----- INPUT MATERIAL

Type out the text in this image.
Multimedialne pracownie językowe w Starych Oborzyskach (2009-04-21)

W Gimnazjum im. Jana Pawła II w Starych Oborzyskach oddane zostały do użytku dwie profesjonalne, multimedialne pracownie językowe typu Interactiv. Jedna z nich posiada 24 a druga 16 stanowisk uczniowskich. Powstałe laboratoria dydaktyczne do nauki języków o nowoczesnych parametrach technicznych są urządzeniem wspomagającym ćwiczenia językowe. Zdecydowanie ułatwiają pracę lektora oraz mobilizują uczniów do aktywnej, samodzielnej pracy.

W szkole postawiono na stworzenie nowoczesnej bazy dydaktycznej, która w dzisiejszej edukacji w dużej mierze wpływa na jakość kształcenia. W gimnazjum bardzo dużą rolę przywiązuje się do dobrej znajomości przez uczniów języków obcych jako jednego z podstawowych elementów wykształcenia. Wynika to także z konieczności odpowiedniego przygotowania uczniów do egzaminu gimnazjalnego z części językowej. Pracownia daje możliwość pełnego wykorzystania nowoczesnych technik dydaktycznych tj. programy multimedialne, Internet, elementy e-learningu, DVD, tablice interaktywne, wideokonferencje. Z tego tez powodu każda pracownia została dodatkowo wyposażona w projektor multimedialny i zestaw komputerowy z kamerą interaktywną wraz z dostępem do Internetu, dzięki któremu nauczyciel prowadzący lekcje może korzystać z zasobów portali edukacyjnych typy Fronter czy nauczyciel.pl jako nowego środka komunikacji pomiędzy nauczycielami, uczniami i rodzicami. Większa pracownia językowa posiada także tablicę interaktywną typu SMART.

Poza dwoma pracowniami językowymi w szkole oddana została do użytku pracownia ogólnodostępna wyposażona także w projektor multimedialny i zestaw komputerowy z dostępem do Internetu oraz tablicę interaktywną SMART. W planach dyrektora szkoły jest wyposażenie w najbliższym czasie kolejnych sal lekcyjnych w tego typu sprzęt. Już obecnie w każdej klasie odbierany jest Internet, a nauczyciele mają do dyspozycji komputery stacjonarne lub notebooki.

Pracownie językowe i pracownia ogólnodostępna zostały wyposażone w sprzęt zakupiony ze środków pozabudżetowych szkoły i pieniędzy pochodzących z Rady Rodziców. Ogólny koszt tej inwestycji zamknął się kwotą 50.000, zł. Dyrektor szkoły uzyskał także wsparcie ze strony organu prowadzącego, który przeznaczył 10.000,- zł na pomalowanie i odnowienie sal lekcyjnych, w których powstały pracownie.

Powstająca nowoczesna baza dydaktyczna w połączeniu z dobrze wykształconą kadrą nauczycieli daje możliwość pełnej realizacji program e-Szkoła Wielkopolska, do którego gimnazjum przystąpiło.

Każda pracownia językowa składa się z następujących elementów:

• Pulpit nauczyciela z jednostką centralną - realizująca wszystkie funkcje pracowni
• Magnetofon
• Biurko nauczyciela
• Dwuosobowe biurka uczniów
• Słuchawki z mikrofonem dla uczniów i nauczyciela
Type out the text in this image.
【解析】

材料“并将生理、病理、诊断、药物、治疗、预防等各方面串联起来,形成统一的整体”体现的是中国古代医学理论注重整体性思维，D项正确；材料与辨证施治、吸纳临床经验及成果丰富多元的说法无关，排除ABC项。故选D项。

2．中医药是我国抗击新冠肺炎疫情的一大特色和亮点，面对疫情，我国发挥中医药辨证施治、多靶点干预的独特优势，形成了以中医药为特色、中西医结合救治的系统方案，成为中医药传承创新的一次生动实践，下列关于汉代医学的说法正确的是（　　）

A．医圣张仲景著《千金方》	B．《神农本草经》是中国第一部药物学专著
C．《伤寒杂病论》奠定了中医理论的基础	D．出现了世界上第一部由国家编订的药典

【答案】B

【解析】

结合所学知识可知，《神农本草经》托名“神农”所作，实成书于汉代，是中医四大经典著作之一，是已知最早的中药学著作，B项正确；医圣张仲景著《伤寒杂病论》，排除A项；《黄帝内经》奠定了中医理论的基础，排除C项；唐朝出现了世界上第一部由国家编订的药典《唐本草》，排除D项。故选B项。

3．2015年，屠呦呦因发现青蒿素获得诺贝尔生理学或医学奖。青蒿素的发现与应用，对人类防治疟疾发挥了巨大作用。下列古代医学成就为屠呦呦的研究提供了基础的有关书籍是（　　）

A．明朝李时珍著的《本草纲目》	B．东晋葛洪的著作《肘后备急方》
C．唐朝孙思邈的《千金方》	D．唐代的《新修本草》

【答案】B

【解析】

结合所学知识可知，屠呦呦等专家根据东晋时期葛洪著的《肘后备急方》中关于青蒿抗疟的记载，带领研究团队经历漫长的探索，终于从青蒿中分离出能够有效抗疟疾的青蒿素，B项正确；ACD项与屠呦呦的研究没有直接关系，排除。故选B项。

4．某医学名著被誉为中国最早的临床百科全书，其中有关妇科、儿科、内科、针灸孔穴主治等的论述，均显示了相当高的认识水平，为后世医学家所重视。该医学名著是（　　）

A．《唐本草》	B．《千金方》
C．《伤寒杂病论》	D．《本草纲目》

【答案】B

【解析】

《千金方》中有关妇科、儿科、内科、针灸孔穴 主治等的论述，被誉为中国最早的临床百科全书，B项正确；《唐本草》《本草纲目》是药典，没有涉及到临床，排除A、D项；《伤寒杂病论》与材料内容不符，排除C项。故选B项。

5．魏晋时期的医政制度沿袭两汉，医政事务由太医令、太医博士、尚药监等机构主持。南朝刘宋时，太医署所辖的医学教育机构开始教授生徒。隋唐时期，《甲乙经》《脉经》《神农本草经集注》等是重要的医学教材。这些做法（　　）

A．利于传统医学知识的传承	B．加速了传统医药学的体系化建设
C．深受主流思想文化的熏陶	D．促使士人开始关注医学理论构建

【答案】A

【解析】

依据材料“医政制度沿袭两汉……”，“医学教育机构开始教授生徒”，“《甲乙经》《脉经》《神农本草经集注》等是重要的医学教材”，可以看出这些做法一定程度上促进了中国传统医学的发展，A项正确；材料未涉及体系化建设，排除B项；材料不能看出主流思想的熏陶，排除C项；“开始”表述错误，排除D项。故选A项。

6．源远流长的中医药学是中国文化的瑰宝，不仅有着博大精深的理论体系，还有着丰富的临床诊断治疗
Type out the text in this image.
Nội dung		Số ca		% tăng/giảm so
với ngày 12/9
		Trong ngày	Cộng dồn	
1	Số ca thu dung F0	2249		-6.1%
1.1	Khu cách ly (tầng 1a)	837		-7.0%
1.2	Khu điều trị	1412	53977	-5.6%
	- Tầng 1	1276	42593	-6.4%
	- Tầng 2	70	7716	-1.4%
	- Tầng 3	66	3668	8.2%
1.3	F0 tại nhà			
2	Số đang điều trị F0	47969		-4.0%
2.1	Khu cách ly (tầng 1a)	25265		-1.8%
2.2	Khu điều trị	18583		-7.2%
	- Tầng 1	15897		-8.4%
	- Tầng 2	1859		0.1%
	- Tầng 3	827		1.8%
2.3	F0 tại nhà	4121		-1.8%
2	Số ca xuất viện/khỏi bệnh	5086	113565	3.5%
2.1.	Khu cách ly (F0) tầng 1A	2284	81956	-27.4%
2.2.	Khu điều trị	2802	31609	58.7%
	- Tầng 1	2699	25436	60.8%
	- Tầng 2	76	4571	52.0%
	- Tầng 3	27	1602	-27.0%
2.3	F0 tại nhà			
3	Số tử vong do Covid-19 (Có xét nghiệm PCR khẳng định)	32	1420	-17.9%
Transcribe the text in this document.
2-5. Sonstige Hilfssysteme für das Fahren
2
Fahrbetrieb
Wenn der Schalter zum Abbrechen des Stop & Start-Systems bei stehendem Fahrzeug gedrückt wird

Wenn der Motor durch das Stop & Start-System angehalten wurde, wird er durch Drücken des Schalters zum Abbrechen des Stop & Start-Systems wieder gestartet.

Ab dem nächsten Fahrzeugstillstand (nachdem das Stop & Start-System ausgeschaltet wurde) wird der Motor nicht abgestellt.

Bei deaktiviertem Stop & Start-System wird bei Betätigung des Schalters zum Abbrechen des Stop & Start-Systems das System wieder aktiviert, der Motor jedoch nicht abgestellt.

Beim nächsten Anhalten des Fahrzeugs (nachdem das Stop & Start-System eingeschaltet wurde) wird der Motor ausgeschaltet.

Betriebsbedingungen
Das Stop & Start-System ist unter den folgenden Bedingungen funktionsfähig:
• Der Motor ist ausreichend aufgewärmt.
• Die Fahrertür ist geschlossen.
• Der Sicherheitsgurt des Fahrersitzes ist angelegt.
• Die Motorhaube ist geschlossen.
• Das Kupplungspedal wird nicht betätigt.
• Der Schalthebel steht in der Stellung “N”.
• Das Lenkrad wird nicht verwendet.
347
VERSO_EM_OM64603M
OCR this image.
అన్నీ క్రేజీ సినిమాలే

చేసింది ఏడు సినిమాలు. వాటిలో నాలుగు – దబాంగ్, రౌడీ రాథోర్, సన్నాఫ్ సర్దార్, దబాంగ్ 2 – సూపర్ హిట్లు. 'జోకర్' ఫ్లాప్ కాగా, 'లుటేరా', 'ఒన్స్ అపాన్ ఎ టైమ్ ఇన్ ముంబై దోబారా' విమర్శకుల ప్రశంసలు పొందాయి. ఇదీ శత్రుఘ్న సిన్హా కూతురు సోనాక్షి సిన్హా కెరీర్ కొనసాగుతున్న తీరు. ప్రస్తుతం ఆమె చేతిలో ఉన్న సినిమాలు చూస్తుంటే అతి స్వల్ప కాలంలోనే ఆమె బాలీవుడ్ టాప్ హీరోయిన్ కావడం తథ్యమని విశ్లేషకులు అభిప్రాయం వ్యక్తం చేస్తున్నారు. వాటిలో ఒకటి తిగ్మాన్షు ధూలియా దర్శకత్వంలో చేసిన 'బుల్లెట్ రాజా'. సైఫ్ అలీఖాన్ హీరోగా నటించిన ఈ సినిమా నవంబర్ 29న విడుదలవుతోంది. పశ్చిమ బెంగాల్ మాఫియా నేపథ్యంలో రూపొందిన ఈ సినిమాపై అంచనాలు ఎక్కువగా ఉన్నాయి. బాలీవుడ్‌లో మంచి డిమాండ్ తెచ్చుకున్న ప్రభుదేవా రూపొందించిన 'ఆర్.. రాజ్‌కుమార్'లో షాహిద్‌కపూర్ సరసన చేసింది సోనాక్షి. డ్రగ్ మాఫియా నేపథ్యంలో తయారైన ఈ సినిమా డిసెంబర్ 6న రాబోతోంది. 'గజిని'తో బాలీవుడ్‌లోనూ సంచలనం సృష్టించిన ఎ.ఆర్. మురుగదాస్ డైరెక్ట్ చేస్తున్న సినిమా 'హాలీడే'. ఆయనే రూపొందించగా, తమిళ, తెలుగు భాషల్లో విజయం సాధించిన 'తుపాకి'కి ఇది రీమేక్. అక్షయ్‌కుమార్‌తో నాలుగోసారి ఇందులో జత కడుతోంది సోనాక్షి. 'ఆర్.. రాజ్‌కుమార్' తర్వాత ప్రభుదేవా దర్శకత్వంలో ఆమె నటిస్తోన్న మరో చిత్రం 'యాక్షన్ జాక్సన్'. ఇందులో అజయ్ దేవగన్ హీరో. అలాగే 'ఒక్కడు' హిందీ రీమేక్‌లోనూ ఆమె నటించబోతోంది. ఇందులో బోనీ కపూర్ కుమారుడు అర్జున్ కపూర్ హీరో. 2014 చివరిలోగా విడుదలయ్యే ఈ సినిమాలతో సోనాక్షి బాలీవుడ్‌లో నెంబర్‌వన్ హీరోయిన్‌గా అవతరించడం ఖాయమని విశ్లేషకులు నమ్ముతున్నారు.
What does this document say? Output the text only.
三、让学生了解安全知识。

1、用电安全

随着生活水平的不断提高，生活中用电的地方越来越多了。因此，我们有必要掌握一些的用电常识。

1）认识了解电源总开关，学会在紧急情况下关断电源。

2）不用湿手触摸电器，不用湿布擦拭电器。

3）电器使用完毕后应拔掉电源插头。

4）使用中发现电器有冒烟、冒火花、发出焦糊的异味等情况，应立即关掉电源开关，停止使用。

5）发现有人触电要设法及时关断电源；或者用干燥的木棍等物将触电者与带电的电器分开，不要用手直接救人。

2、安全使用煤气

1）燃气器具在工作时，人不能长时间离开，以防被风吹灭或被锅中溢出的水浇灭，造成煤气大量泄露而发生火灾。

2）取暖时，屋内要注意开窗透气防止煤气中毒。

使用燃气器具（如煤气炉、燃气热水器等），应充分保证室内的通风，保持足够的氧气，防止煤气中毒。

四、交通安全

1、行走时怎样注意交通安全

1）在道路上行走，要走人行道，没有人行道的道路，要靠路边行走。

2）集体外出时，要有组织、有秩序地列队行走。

----------

*PROMPT*
From the line holding "What does this" down to the final line above, quote every line exactly and only those lines.

*ANSWER*
What does this document say? Output the text only.
三、让学生了解安全知识。

1、用电安全

随着生活水平的不断提高，生活中用电的地方越来越多了。因此，我们有必要掌握一些的用电常识。

1）认识了解电源总开关，学会在紧急情况下关断电源。

2）不用湿手触摸电器，不用湿布擦拭电器。

3）电器使用完毕后应拔掉电源插头。

4）使用中发现电器有冒烟、冒火花、发出焦糊的异味等情况，应立即关掉电源开关，停止使用。

5）发现有人触电要设法及时关断电源；或者用干燥的木棍等物将触电者与带电的电器分开，不要用手直接救人。

2、安全使用煤气

1）燃气器具在工作时，人不能长时间离开，以防被风吹灭或被锅中溢出的水浇灭，造成煤气大量泄露而发生火灾。

2）取暖时，屋内要注意开窗透气防止煤气中毒。

使用燃气器具（如煤气炉、燃气热水器等），应充分保证室内的通风，保持足够的氧气，防止煤气中毒。

四、交通安全

1、行走时怎样注意交通安全

1）在道路上行走，要走人行道，没有人行道的道路，要靠路边行走。

2）集体外出时，要有组织、有秩序地列队行走。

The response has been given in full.